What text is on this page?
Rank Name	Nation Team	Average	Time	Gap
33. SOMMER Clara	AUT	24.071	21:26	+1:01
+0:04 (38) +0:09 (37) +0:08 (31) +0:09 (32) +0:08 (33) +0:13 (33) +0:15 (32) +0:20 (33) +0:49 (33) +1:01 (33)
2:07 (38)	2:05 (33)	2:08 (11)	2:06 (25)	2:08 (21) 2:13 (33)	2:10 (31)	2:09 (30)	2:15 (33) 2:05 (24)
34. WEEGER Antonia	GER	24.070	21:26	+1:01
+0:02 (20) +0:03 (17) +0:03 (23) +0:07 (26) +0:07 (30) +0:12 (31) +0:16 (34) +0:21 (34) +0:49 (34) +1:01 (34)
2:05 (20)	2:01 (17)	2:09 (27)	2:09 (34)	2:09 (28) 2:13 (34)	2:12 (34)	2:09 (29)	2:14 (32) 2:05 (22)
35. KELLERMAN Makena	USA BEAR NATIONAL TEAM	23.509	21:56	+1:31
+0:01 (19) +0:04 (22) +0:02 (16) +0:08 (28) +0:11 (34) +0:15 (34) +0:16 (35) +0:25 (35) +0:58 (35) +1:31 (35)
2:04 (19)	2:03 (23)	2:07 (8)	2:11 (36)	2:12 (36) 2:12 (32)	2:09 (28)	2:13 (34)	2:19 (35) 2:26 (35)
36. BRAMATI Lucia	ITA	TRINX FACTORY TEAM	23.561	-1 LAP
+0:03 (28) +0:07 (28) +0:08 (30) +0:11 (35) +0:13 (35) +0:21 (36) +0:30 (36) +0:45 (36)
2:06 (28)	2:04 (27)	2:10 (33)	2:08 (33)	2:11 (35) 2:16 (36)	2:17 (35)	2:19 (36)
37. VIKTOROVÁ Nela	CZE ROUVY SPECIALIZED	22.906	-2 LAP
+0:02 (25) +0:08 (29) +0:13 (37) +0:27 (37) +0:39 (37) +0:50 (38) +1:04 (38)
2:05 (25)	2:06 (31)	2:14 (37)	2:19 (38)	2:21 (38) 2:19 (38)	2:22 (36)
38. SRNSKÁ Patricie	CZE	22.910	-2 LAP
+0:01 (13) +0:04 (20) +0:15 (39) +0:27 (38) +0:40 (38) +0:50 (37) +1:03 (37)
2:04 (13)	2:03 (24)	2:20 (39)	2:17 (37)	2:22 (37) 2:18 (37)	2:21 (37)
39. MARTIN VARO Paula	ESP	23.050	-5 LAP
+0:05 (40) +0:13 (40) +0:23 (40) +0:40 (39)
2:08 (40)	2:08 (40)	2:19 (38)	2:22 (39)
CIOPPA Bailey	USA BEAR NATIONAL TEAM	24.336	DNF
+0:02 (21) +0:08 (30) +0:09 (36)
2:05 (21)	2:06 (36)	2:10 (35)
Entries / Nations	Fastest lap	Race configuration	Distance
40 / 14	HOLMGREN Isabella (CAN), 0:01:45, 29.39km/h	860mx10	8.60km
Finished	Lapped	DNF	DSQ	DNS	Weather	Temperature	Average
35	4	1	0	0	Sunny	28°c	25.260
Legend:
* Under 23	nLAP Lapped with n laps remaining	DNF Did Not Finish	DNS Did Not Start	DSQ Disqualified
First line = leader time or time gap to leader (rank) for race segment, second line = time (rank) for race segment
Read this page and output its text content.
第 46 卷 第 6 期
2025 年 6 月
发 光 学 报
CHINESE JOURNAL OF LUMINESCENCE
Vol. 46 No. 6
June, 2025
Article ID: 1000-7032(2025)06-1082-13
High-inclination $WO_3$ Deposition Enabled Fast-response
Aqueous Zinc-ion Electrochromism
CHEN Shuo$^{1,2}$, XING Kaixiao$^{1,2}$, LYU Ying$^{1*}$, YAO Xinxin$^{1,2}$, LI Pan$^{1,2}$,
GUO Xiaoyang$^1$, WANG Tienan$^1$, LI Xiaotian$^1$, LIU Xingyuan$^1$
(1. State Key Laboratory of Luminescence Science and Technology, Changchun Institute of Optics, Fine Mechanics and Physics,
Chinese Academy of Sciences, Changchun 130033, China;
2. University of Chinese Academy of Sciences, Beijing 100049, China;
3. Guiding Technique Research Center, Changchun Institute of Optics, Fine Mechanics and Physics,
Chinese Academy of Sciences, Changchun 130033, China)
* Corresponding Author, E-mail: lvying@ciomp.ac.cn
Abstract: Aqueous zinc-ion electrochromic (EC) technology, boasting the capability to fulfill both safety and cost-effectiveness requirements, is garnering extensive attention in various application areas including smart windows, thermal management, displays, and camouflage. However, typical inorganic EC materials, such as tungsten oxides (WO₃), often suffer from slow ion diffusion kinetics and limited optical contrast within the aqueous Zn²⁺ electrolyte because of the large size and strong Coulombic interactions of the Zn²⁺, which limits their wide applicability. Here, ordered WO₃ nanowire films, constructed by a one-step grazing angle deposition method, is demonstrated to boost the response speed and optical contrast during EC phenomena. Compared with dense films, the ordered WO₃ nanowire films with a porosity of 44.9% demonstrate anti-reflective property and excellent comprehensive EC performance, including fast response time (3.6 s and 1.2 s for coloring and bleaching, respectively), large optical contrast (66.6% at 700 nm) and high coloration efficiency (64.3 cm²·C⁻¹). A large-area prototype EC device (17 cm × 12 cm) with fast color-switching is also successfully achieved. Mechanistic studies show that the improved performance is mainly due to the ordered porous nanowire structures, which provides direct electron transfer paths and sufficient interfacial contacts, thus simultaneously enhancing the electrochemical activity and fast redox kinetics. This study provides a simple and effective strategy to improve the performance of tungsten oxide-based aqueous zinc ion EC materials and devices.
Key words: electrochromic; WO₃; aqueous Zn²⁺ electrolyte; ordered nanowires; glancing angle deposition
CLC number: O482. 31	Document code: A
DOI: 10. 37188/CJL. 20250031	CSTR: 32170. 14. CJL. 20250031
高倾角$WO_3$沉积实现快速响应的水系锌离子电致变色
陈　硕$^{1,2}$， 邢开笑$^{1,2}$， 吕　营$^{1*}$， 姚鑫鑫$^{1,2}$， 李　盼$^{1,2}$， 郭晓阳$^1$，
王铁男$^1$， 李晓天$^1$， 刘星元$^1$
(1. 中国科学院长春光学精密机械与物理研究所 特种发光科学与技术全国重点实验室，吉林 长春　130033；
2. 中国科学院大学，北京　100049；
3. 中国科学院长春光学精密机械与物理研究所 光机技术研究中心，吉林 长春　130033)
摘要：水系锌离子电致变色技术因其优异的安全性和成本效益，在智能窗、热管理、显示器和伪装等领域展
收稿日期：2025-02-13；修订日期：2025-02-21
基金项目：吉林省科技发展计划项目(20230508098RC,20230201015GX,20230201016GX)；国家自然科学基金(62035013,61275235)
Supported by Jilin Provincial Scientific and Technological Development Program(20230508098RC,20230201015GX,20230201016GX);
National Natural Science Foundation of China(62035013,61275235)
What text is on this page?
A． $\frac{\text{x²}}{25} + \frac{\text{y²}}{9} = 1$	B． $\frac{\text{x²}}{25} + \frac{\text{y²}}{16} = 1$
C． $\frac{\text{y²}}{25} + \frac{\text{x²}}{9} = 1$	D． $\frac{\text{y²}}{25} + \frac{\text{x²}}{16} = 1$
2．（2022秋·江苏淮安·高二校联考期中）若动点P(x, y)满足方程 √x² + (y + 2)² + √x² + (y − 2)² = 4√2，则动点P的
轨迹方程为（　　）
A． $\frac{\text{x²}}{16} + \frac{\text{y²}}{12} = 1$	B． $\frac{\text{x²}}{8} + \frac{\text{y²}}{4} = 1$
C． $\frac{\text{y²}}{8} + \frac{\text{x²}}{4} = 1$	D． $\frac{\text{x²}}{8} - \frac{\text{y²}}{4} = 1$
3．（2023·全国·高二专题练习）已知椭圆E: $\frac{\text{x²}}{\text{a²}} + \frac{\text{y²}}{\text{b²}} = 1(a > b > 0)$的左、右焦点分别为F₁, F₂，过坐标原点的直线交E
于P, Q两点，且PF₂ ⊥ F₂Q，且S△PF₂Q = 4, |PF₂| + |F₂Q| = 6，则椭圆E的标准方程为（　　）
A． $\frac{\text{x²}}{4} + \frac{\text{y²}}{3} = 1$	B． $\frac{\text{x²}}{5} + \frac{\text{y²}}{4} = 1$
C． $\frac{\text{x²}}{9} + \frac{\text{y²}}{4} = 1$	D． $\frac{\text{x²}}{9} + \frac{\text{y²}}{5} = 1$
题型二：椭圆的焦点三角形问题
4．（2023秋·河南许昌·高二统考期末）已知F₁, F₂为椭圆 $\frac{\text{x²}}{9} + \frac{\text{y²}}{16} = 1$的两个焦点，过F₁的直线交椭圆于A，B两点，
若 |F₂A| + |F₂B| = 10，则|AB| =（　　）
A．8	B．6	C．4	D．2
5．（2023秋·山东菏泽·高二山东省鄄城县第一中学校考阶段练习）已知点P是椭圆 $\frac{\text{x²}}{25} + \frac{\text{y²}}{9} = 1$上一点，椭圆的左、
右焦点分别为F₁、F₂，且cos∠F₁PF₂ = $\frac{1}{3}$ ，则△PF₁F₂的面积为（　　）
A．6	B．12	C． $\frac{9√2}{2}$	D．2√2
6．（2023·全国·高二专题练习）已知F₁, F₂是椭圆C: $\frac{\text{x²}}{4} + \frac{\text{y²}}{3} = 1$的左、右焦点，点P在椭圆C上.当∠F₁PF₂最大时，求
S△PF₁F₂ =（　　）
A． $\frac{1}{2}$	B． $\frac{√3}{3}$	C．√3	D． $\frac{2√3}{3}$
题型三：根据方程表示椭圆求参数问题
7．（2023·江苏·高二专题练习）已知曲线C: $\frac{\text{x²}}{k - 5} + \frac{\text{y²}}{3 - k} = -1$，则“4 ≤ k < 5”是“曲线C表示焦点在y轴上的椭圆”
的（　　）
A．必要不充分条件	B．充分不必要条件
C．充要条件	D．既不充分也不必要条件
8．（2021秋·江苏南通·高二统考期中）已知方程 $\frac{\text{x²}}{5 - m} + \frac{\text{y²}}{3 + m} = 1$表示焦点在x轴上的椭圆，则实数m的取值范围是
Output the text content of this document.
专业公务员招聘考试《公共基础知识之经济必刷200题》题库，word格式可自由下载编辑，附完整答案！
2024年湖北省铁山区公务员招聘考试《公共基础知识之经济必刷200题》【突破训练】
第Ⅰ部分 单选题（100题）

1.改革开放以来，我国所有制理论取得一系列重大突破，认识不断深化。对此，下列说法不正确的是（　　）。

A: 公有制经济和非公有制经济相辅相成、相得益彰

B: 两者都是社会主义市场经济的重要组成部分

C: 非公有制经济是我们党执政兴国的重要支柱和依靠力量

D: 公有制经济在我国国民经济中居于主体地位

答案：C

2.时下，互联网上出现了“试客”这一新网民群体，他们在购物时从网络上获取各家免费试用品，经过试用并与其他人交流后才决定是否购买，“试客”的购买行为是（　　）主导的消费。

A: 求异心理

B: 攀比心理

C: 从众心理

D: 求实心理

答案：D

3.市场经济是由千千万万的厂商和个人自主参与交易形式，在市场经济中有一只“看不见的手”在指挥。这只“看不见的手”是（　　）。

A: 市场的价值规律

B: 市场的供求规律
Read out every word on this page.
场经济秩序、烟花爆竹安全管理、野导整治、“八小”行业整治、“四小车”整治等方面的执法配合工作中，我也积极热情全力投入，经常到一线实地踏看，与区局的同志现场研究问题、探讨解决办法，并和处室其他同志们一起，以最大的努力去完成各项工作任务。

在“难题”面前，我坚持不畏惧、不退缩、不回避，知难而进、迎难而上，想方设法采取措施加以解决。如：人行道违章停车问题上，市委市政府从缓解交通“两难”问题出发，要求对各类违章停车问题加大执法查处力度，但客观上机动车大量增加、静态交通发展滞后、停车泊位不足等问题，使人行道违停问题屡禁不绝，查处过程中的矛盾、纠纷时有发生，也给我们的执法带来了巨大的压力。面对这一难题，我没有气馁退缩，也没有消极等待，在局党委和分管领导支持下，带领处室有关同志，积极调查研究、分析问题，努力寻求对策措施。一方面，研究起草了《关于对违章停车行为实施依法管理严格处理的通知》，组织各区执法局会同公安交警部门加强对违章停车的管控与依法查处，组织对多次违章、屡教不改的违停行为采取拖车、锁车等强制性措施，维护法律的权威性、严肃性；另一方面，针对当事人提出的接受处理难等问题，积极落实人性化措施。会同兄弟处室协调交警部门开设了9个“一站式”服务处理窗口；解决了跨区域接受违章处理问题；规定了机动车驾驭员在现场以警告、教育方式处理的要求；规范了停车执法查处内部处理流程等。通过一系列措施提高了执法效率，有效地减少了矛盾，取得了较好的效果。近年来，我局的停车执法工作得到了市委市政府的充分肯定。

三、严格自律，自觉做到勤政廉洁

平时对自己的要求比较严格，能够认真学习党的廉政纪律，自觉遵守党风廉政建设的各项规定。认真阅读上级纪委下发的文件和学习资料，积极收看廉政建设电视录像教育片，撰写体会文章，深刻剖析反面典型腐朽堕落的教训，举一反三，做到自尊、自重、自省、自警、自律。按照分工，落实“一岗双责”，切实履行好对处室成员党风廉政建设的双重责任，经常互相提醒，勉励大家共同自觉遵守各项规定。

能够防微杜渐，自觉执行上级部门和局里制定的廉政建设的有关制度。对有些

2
━━━━━━━━━━
◆ Exercise
Isolate the lines above that contain the word "Academy" and copy them.

◆ Task result
Chinese Academy of Sciences, Changchun 130033, China;
2. University of Chinese Academy of Sciences, Beijing 100049, China;
Chinese Academy of Sciences, Changchun 130033, China)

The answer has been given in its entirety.